- _Your instructions_:
Find every line in the records below that holds the word "tapped", and copy each one.

- _Data supplied_:
────────
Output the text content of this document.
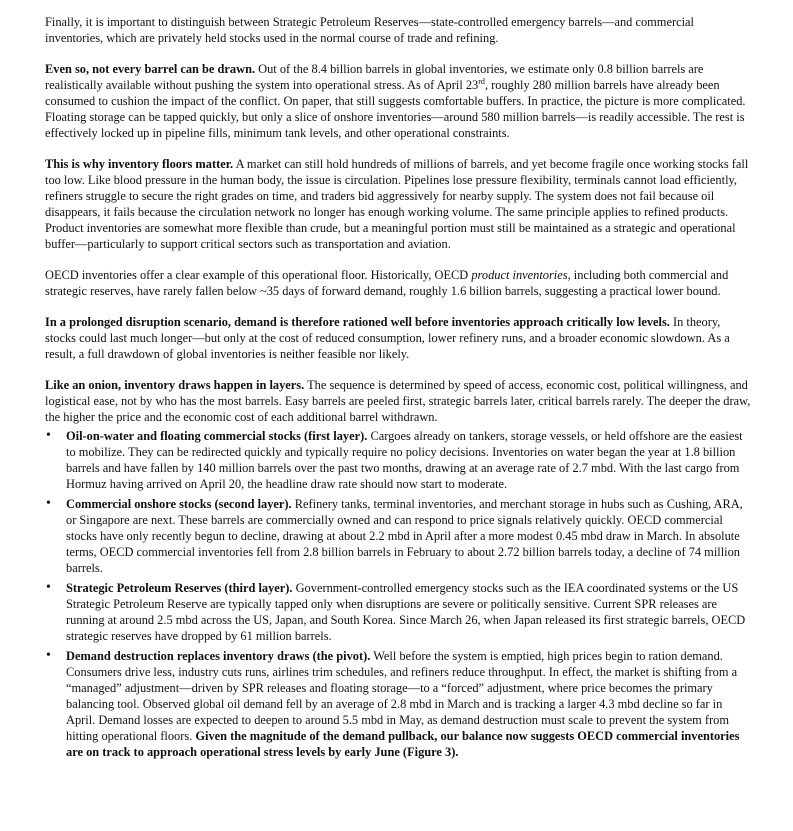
Finally, it is important to distinguish between Strategic Petroleum Reserves—state-controlled emergency barrels—and commercial inventories, which are privately held stocks used in the normal course of trade and refining.

Even so, not every barrel can be drawn. Out of the 8.4 billion barrels in global inventories, we estimate only 0.8 billion barrels are realistically available without pushing the system into operational stress. As of April 23rd, roughly 280 million barrels have already been consumed to cushion the impact of the conflict. On paper, that still suggests comfortable buffers. In practice, the picture is more complicated. Floating storage can be tapped quickly, but only a slice of onshore inventories—around 580 million barrels—is readily accessible. The rest is effectively locked up in pipeline fills, minimum tank levels, and other operational constraints.

This is why inventory floors matter. A market can still hold hundreds of millions of barrels, and yet become fragile once working stocks fall too low. Like blood pressure in the human body, the issue is circulation. Pipelines lose pressure flexibility, terminals cannot load efficiently, refiners struggle to secure the right grades on time, and traders bid aggressively for nearby supply. The system does not fail because oil disappears, it fails because the circulation network no longer has enough working volume. The same principle applies to refined products. Product inventories are somewhat more flexible than crude, but a meaningful portion must still be maintained as a strategic and operational buffer—particularly to support critical sectors such as transportation and aviation.

OECD inventories offer a clear example of this operational floor. Historically, OECD product inventories, including both commercial and strategic reserves, have rarely fallen below ~35 days of forward demand, roughly 1.6 billion barrels, suggesting a practical lower bound.

In a prolonged disruption scenario, demand is therefore rationed well before inventories approach critically low levels. In theory, stocks could last much longer—but only at the cost of reduced consumption, lower refinery runs, and a broader economic slowdown. As a result, a full drawdown of global inventories is neither feasible nor likely.

Like an onion, inventory draws happen in layers. The sequence is determined by speed of access, economic cost, political willingness, and logistical ease, not by who has the most barrels. Easy barrels are peeled first, strategic barrels later, critical barrels rarely. The deeper the draw, the higher the price and the economic cost of each additional barrel withdrawn.

• Oil-on-water and floating commercial stocks (first layer). Cargoes already on tankers, storage vessels, or held offshore are the easiest to mobilize. They can be redirected quickly and typically require no policy decisions. Inventories on water began the year at 1.8 billion barrels and have fallen by 140 million barrels over the past two months, drawing at an average rate of 2.7 mbd. With the last cargo from Hormuz having arrived on April 20, the headline draw rate should now start to moderate.
• Commercial onshore stocks (second layer). Refinery tanks, terminal inventories, and merchant storage in hubs such as Cushing, ARA, or Singapore are next. These barrels are commercially owned and can respond to price signals relatively quickly. OECD commercial stocks have only recently begun to decline, drawing at about 2.2 mbd in April after a more modest 0.45 mbd draw in March. In absolute terms, OECD commercial inventories fell from 2.8 billion barrels in February to about 2.72 billion barrels today, a decline of 74 million barrels.
• Strategic Petroleum Reserves (third layer). Government-controlled emergency stocks such as the IEA coordinated systems or the US Strategic Petroleum Reserve are typically tapped only when disruptions are severe or politically sensitive. Current SPR releases are running at around 2.5 mbd across the US, Japan, and South Korea. Since March 26, when Japan released its first strategic barrels, OECD strategic reserves have dropped by 61 million barrels.
• Demand destruction replaces inventory draws (the pivot). Well before the system is emptied, high prices begin to ration demand. Consumers drive less, industry cuts runs, airlines trim schedules, and refiners reduce throughput. In effect, the market is shifting from a “managed” adjustment—driven by SPR releases and floating storage—to a “forced” adjustment, where price becomes the primary balancing tool. Observed global oil demand fell by an average of 2.8 mbd in March and is tracking a larger 4.3 mbd decline so far in April. Demand losses are expected to deepen to around 5.5 mbd in May, as demand destruction must scale to prevent the system from hitting operational floors. Given the magnitude of the demand pullback, our balance now suggests OECD commercial inventories are on track to approach operational stress levels by early June (Figure 3).
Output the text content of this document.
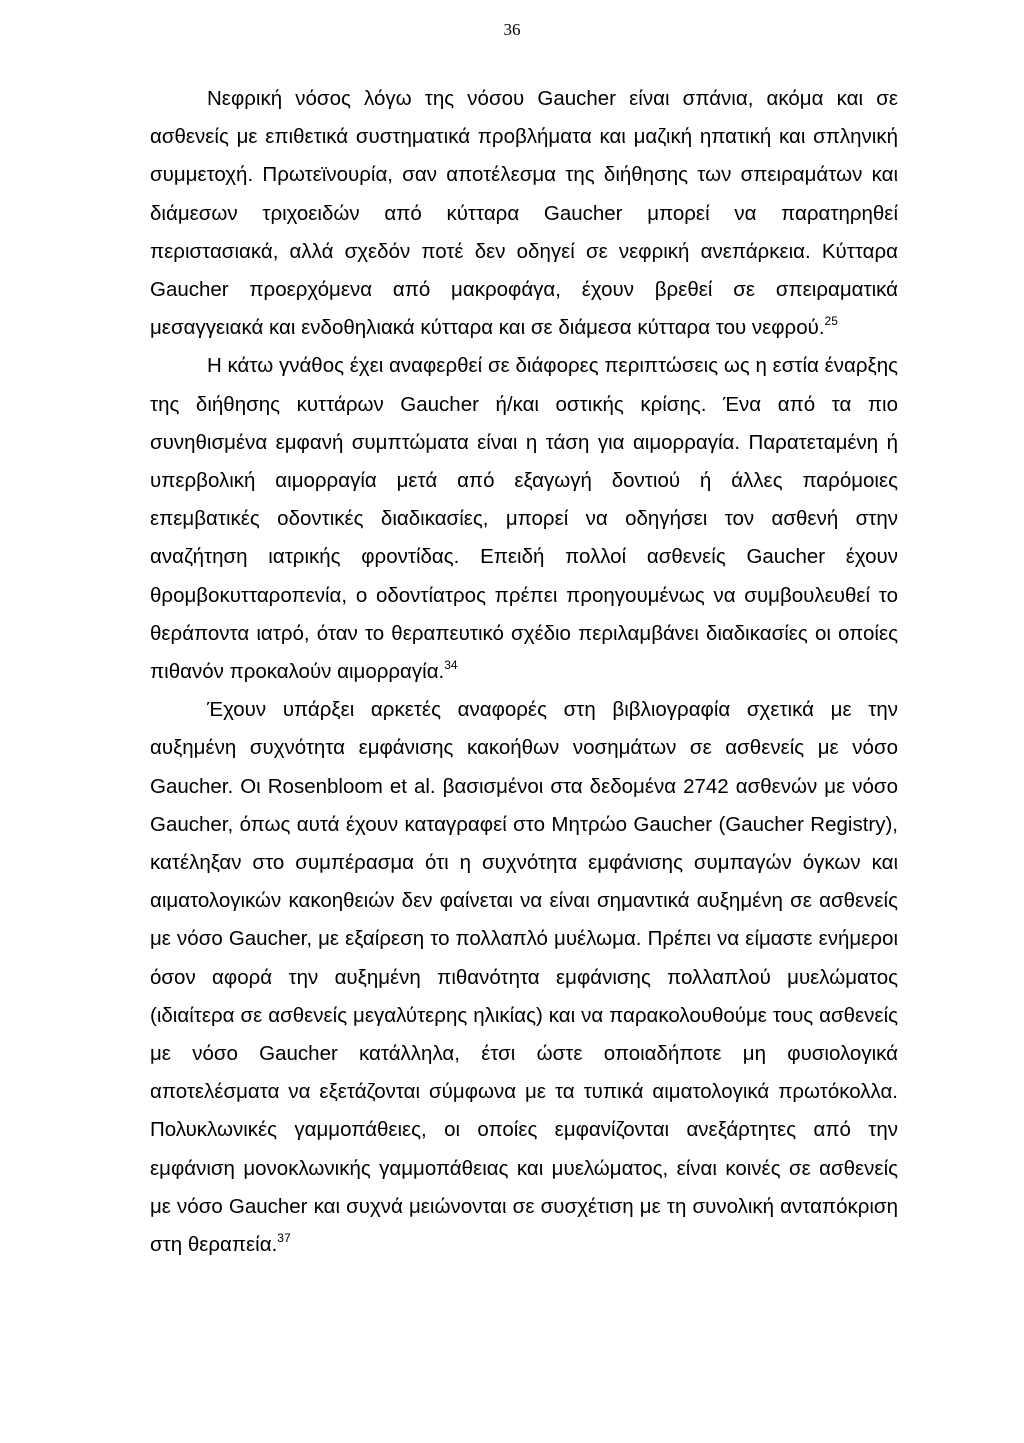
36

Νεφρική νόσος λόγω της νόσου Gaucher είναι σπάνια, ακόμα και σε ασθενείς με επιθετικά συστηματικά προβλήματα και μαζική ηπατική και σπληνική συμμετοχή. Πρωτεϊνουρία, σαν αποτέλεσμα της διήθησης των σπειραμάτων και διάμεσων τριχοειδών από κύτταρα Gaucher μπορεί να παρατηρηθεί περιστασιακά, αλλά σχεδόν ποτέ δεν οδηγεί σε νεφρική ανεπάρκεια. Κύτταρα Gaucher προερχόμενα από μακροφάγα, έχουν βρεθεί σε σπειραματικά μεσαγγειακά και ενδοθηλιακά κύτταρα και σε διάμεσα κύτταρα του νεφρού.$^{25}$

Η κάτω γνάθος έχει αναφερθεί σε διάφορες περιπτώσεις ως η εστία έναρξης της διήθησης κυττάρων Gaucher ή/και οστικής κρίσης. Ένα από τα πιο συνηθισμένα εμφανή συμπτώματα είναι η τάση για αιμορραγία. Παρατεταμένη ή υπερβολική αιμορραγία μετά από εξαγωγή δοντιού ή άλλες παρόμοιες επεμβατικές οδοντικές διαδικασίες, μπορεί να οδηγήσει τον ασθενή στην αναζήτηση ιατρικής φροντίδας. Επειδή πολλοί ασθενείς Gaucher έχουν θρομβοκυτταροπενία, ο οδοντίατρος πρέπει προηγουμένως να συμβουλευθεί το θεράποντα ιατρό, όταν το θεραπευτικό σχέδιο περιλαμβάνει διαδικασίες οι οποίες πιθανόν προκαλούν αιμορραγία.$^{34}$

Έχουν υπάρξει αρκετές αναφορές στη βιβλιογραφία σχετικά με την αυξημένη συχνότητα εμφάνισης κακοήθων νοσημάτων σε ασθενείς με νόσο Gaucher. Οι Rosenbloom et al. βασισμένοι στα δεδομένα 2742 ασθενών με νόσο Gaucher, όπως αυτά έχουν καταγραφεί στο Μητρώο Gaucher (Gaucher Registry), κατέληξαν στο συμπέρασμα ότι η συχνότητα εμφάνισης συμπαγών όγκων και αιματολογικών κακοηθειών δεν φαίνεται να είναι σημαντικά αυξημένη σε ασθενείς με νόσο Gaucher, με εξαίρεση το πολλαπλό μυέλωμα. Πρέπει να είμαστε ενήμεροι όσον αφορά την αυξημένη πιθανότητα εμφάνισης πολλαπλού μυελώματος (ιδιαίτερα σε ασθενείς μεγαλύτερης ηλικίας) και να παρακολουθούμε τους ασθενείς με νόσο Gaucher κατάλληλα, έτσι ώστε οποιαδήποτε μη φυσιολογικά αποτελέσματα να εξετάζονται σύμφωνα με τα τυπικά αιματολογικά πρωτόκολλα. Πολυκλωνικές γαμμοπάθειες, οι οποίες εμφανίζονται ανεξάρτητες από την εμφάνιση μονοκλωνικής γαμμοπάθειας και μυελώματος, είναι κοινές σε ασθενείς με νόσο Gaucher και συχνά μειώνονται σε συσχέτιση με τη συνολική ανταπόκριση στη θεραπεία.$^{37}$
────────
- _Response to the exercise_:
Even so, not every barrel can be drawn. Out of the 8.4 billion barrels in global inventories, we estimate only 0.8 billion barrels are realistically available without pushing the system into operational stress. As of April 23rd, roughly 280 million barrels have already been consumed to cushion the impact of the conflict. On paper, that still suggests comfortable buffers. In practice, the picture is more complicated. Floating storage can be tapped quickly, but only a slice of onshore inventories—around 580 million barrels—is readily accessible. The rest is effectively locked up in pipeline fills, minimum tank levels, and other operational constraints.
• Strategic Petroleum Reserves (third layer). Government-controlled emergency stocks such as the IEA coordinated systems or the US Strategic Petroleum Reserve are typically tapped only when disruptions are severe or politically sensitive. Current SPR releases are running at around 2.5 mbd across the US, Japan, and South Korea. Since March 26, when Japan released its first strategic barrels, OECD strategic reserves have dropped by 61 million barrels.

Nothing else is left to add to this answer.